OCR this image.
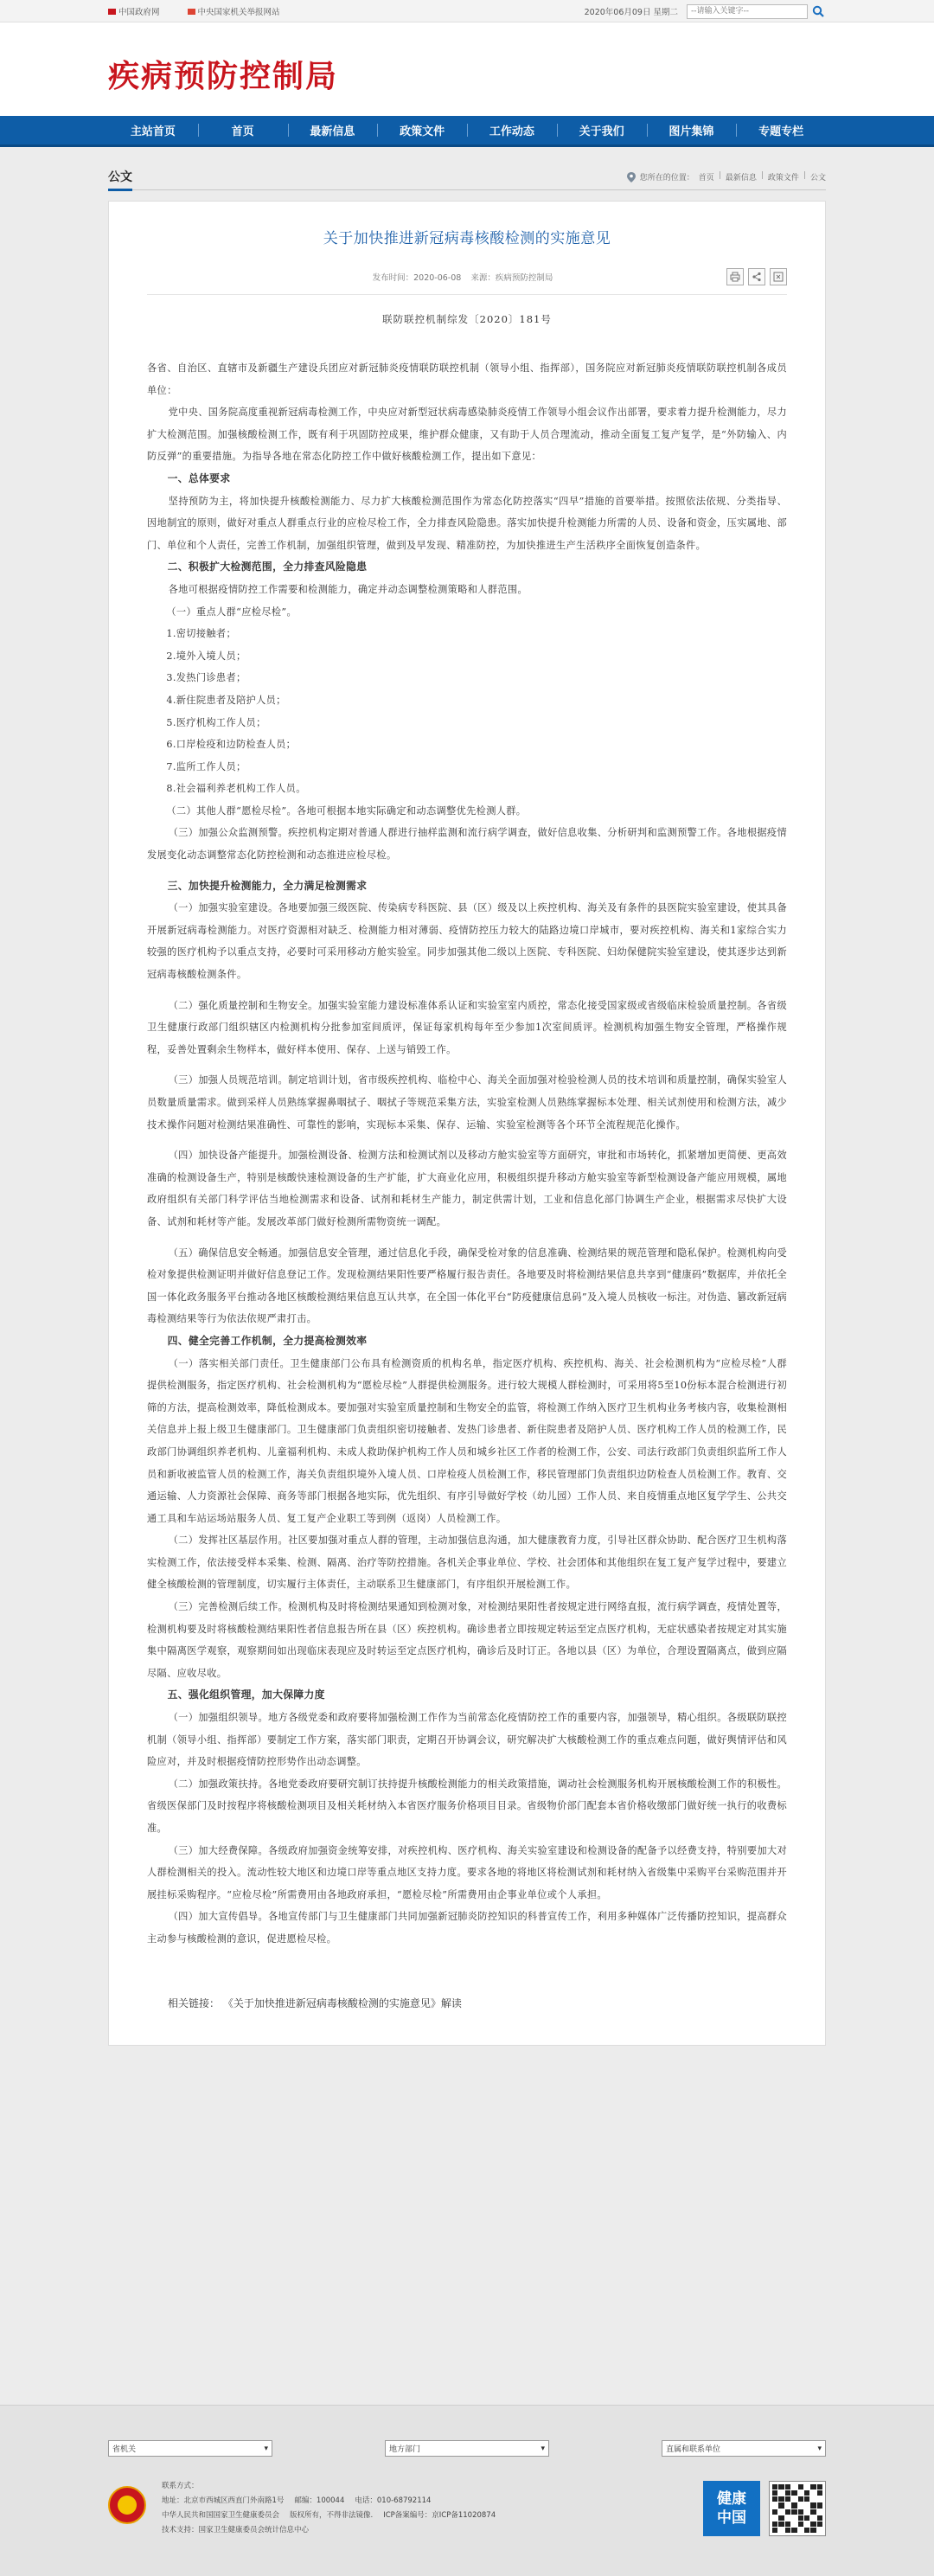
中国政府网	中央国家机关举报网站	2020年06月09日 星期二
--请输入关键字--
疾病预防控制局
主站首页	首页	最新信息	政策文件	工作动态	关于我们	图片集锦	专题专栏
公文	您所在的位置： 首页 | 最新信息 | 政策文件 | 公文
关于加快推进新冠病毒核酸检测的实施意见
发布时间：2020-06-08 来源：疾病预防控制局
联防联控机制综发〔2020〕181号

各省、自治区、直辖市及新疆生产建设兵团应对新冠肺炎疫情联防联控机制（领导小组、指挥部），国务院应对新冠肺炎疫情联防联控机制各成员单位：

党中央、国务院高度重视新冠病毒检测工作，中央应对新型冠状病毒感染肺炎疫情工作领导小组会议作出部署，要求着力提升检测能力，尽力扩大检测范围。加强核酸检测工作，既有利于巩固防控成果，维护群众健康，又有助于人员合理流动，推动全面复工复产复学，是“外防输入、内防反弹”的重要措施。为指导各地在常态化防控工作中做好核酸检测工作，提出如下意见：

一、总体要求

坚持预防为主，将加快提升核酸检测能力、尽力扩大核酸检测范围作为常态化防控落实“四早”措施的首要举措。按照依法依规、分类指导、因地制宜的原则，做好对重点人群重点行业的应检尽检工作，全力排查风险隐患。落实加快提升检测能力所需的人员、设备和资金，压实属地、部门、单位和个人责任，完善工作机制，加强组织管理，做到及早发现、精准防控，为加快推进生产生活秩序全面恢复创造条件。

二、积极扩大检测范围，全力排查风险隐患

各地可根据疫情防控工作需要和检测能力，确定并动态调整检测策略和人群范围。

（一）重点人群“应检尽检”。

1.密切接触者；

2.境外入境人员；

3.发热门诊患者；

4.新住院患者及陪护人员；

5.医疗机构工作人员；

6.口岸检疫和边防检查人员；

7.监所工作人员；

8.社会福利养老机构工作人员。

（二）其他人群“愿检尽检”。各地可根据本地实际确定和动态调整优先检测人群。

（三）加强公众监测预警。疾控机构定期对普通人群进行抽样监测和流行病学调查，做好信息收集、分析研判和监测预警工作。各地根据疫情发展变化动态调整常态化防控检测和动态推进应检尽检。

三、加快提升检测能力，全力满足检测需求

（一）加强实验室建设。各地要加强三级医院、传染病专科医院、县（区）级及以上疾控机构、海关及有条件的县医院实验室建设，使其具备开展新冠病毒检测能力。对医疗资源相对缺乏、检测能力相对薄弱、疫情防控压力较大的陆路边境口岸城市，要对疾控机构、海关和1家综合实力较强的医疗机构予以重点支持，必要时可采用移动方舱实验室。同步加强其他二级以上医院、专科医院、妇幼保健院实验室建设，使其逐步达到新冠病毒核酸检测条件。

（二）强化质量控制和生物安全。加强实验室能力建设标准体系认证和实验室室内质控，常态化接受国家级或省级临床检验质量控制。各省级卫生健康行政部门组织辖区内检测机构分批参加室间质评，保证每家机构每年至少参加1次室间质评。检测机构加强生物安全管理，严格操作规程，妥善处置剩余生物样本，做好样本使用、保存、上送与销毁工作。

（三）加强人员规范培训。制定培训计划，省市级疾控机构、临检中心、海关全面加强对检验检测人员的技术培训和质量控制，确保实验室人员数量质量需求。做到采样人员熟练掌握鼻咽拭子、咽拭子等规范采集方法，实验室检测人员熟练掌握标本处理、相关试剂使用和检测方法，减少技术操作问题对检测结果准确性、可靠性的影响，实现标本采集、保存、运输、实验室检测等各个环节全流程规范化操作。

（四）加快设备产能提升。加强检测设备、检测方法和检测试剂以及移动方舱实验室等方面研究，审批和市场转化，抓紧增加更简便、更高效准确的检测设备生产，特别是核酸快速检测设备的生产扩能，扩大商业化应用，积极组织提升移动方舱实验室等新型检测设备产能应用规模，属地政府组织有关部门科学评估当地检测需求和设备、试剂和耗材生产能力，制定供需计划，工业和信息化部门协调生产企业，根据需求尽快扩大设备、试剂和耗材等产能。发展改革部门做好检测所需物资统一调配。

（五）确保信息安全畅通。加强信息安全管理，通过信息化手段，确保受检对象的信息准确、检测结果的规范管理和隐私保护。检测机构向受检对象提供检测证明并做好信息登记工作。发现检测结果阳性要严格履行报告责任。各地要及时将检测结果信息共享到“健康码”数据库，并依托全国一体化政务服务平台推动各地区核酸检测结果信息互认共享，在全国一体化平台“防疫健康信息码”及入境人员核收一标注。对伪造、篡改新冠病毒检测结果等行为依法依规严肃打击。

四、健全完善工作机制，全力提高检测效率

（一）落实相关部门责任。卫生健康部门公布具有检测资质的机构名单，指定医疗机构、疾控机构、海关、社会检测机构为“应检尽检”人群提供检测服务，指定医疗机构、社会检测机构为“愿检尽检”人群提供检测服务。进行较大规模人群检测时，可采用将5至10份标本混合检测进行初筛的方法，提高检测效率，降低检测成本。要加强对实验室质量控制和生物安全的监管，将检测工作纳入医疗卫生机构业务考核内容，收集检测相关信息并上报上级卫生健康部门。卫生健康部门负责组织密切接触者、发热门诊患者、新住院患者及陪护人员、医疗机构工作人员的检测工作，民政部门协调组织养老机构、儿童福利机构、未成人救助保护机构工作人员和城乡社区工作者的检测工作，公安、司法行政部门负责组织监所工作人员和新收被监管人员的检测工作，海关负责组织境外入境人员、口岸检疫人员检测工作，移民管理部门负责组织边防检查人员检测工作。教育、交通运输、人力资源社会保障、商务等部门根据各地实际，优先组织、有序引导做好学校（幼儿园）工作人员、来自疫情重点地区复学学生、公共交通工具和车站运场站服务人员、复工复产企业职工等到例（返岗）人员检测工作。

（二）发挥社区基层作用。社区要加强对重点人群的管理，主动加强信息沟通，加大健康教育力度，引导社区群众协助、配合医疗卫生机构落实检测工作，依法接受样本采集、检测、隔离、治疗等防控措施。各机关企事业单位、学校、社会团体和其他组织在复工复产复学过程中，要建立健全核酸检测的管理制度，切实履行主体责任，主动联系卫生健康部门，有序组织开展检测工作。

（三）完善检测后续工作。检测机构及时将检测结果通知到检测对象，对检测结果阳性者按规定进行网络直报，流行病学调查，疫情处置等，检测机构要及时将核酸检测结果阳性者信息报告所在县（区）疾控机构。确诊患者立即按规定转运至定点医疗机构，无症状感染者按规定对其实施集中隔离医学观察，观察期间如出现临床表现应及时转运至定点医疗机构，确诊后及时订正。各地以县（区）为单位，合理设置隔离点，做到应隔尽隔、应收尽收。

五、强化组织管理，加大保障力度

（一）加强组织领导。地方各级党委和政府要将加强检测工作作为当前常态化疫情防控工作的重要内容，加强领导，精心组织。各级联防联控机制（领导小组、指挥部）要制定工作方案，落实部门职责，定期召开协调会议，研究解决扩大核酸检测工作的重点难点问题，做好舆情评估和风险应对，并及时根据疫情防控形势作出动态调整。

（二）加强政策扶持。各地党委政府要研究制订扶持提升核酸检测能力的相关政策措施，调动社会检测服务机构开展核酸检测工作的积极性。省级医保部门及时按程序将核酸检测项目及相关耗材纳入本省医疗服务价格项目目录。省级物价部门配套本省价格收缴部门做好统一执行的收费标准。

（三）加大经费保障。各级政府加强资金统筹安排，对疾控机构、医疗机构、海关实验室建设和检测设备的配备予以经费支持，特别要加大对人群检测相关的投入。流动性较大地区和边境口岸等重点地区支持力度。要求各地的将地区将检测试剂和耗材纳入省级集中采购平台采购范围并开展挂标采购程序。“应检尽检”所需费用由各地政府承担，“愿检尽检”所需费用由企事业单位或个人承担。

（四）加大宣传倡导。各地宣传部门与卫生健康部门共同加强新冠肺炎防控知识的科普宣传工作，利用多种媒体广泛传播防控知识，提高群众主动参与核酸检测的意识，促进愿检尽检。

相关链接： 《关于加快推进新冠病毒核酸检测的实施意见》解读
省机关	▾	地方部门	▾	直属和联系单位	▾
联系方式：
地址：北京市西城区西直门外南路1号 邮编：100044 电话：010-68792114
中华人民共和国国家卫生健康委员会 版权所有，不得非法镜像. ICP备案编号：京ICP备11020874
技术支持：国家卫生健康委员会统计信息中心
健康
中国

___

• WRITTEN EXERCISE: Pick out each line containing "关于加快推进新冠病毒核酸检测的实施意见" and report it.

• WRITTEN RESPONSE:
关于加快推进新冠病毒核酸检测的实施意见
相关链接： 《关于加快推进新冠病毒核酸检测的实施意见》解读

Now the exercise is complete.